▶ Items from a data source
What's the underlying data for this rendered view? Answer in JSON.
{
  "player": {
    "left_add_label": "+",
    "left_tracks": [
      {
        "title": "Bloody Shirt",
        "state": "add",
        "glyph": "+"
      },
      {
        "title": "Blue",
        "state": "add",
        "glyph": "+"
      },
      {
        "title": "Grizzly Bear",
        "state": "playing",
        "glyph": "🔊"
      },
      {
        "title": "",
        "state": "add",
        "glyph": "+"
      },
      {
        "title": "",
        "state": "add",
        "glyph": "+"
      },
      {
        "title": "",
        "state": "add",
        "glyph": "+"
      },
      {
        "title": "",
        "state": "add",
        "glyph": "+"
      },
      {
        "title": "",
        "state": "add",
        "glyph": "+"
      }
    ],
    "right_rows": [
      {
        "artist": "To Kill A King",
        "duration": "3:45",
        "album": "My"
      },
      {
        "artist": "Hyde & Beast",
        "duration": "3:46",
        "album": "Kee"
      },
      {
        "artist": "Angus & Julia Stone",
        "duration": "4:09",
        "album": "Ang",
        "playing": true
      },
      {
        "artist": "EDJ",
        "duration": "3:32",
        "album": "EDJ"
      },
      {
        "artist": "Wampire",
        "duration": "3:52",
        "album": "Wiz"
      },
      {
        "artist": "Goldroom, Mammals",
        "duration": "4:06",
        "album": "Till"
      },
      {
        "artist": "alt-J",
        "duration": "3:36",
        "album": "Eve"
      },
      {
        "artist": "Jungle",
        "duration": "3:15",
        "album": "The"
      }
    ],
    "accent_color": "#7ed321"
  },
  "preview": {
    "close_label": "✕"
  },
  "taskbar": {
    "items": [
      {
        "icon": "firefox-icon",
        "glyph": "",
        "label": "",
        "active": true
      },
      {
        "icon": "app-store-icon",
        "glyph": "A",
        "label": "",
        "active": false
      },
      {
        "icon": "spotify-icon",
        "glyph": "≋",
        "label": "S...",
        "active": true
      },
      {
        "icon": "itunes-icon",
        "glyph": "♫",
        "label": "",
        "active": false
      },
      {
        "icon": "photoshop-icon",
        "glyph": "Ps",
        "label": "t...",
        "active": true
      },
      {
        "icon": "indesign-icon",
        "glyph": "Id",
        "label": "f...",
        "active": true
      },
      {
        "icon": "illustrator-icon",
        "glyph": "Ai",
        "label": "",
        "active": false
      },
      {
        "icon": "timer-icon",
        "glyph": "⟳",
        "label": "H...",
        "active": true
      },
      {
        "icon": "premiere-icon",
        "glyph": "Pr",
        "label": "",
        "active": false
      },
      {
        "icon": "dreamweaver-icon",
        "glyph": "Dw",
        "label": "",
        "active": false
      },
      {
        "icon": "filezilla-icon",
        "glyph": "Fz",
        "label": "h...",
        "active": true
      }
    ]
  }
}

▶ DIRECTIONS FOR THIS TASK
All the entries above need to be reproduced exactly.

▶ EXERCISE ANSWER
What's the underlying data for this rendered view? Answer in JSON.
{
  "player": {
    "left_add_label": "+",
    "left_tracks": [
      {
        "title": "Bloody Shirt",
        "state": "add",
        "glyph": "+"
      },
      {
        "title": "Blue",
        "state": "add",
        "glyph": "+"
      },
      {
        "title": "Grizzly Bear",
        "state": "playing",
        "glyph": "🔊"
      },
      {
        "title": "",
        "state": "add",
        "glyph": "+"
      },
      {
        "title": "",
        "state": "add",
        "glyph": "+"
      },
      {
        "title": "",
        "state": "add",
        "glyph": "+"
      },
      {
        "title": "",
        "state": "add",
        "glyph": "+"
      },
      {
        "title": "",
        "state": "add",
        "glyph": "+"
      }
    ],
    "right_rows": [
      {
        "artist": "To Kill A King",
        "duration": "3:45",
        "album": "My"
      },
      {
        "artist": "Hyde & Beast",
        "duration": "3:46",
        "album": "Kee"
      },
      {
        "artist": "Angus & Julia Stone",
        "duration": "4:09",
        "album": "Ang",
        "playing": true
      },
      {
        "artist": "EDJ",
        "duration": "3:32",
        "album": "EDJ"
      },
      {
        "artist": "Wampire",
        "duration": "3:52",
        "album": "Wiz"
      },
      {
        "artist": "Goldroom, Mammals",
        "duration": "4:06",
        "album": "Till"
      },
      {
        "artist": "alt-J",
        "duration": "3:36",
        "album": "Eve"
      },
      {
        "artist": "Jungle",
        "duration": "3:15",
        "album": "The"
      }
    ],
    "accent_color": "#7ed321"
  },
  "preview": {
    "close_label": "✕"
  },
  "taskbar": {
    "items": [
      {
        "icon": "firefox-icon",
        "glyph": "",
        "label": "",
        "active": true
      },
      {
        "icon": "app-store-icon",
        "glyph": "A",
        "label": "",
        "active": false
      },
      {
        "icon": "spotify-icon",
        "glyph": "≋",
        "label": "S...",
        "active": true
      },
      {
        "icon": "itunes-icon",
        "glyph": "♫",
        "label": "",
        "active": false
      },
      {
        "icon": "photoshop-icon",
        "glyph": "Ps",
        "label": "t...",
        "active": true
      },
      {
        "icon": "indesign-icon",
        "glyph": "Id",
        "label": "f...",
        "active": true
      },
      {
        "icon": "illustrator-icon",
        "glyph": "Ai",
        "label": "",
        "active": false
      },
      {
        "icon": "timer-icon",
        "glyph": "⟳",
        "label": "H...",
        "active": true
      },
      {
        "icon": "premiere-icon",
        "glyph": "Pr",
        "label": "",
        "active": false
      },
      {
        "icon": "dreamweaver-icon",
        "glyph": "Dw",
        "label": "",
        "active": false
      },
      {
        "icon": "filezilla-icon",
        "glyph": "Fz",
        "label": "h...",
        "active": true
      }
    ]
  }
}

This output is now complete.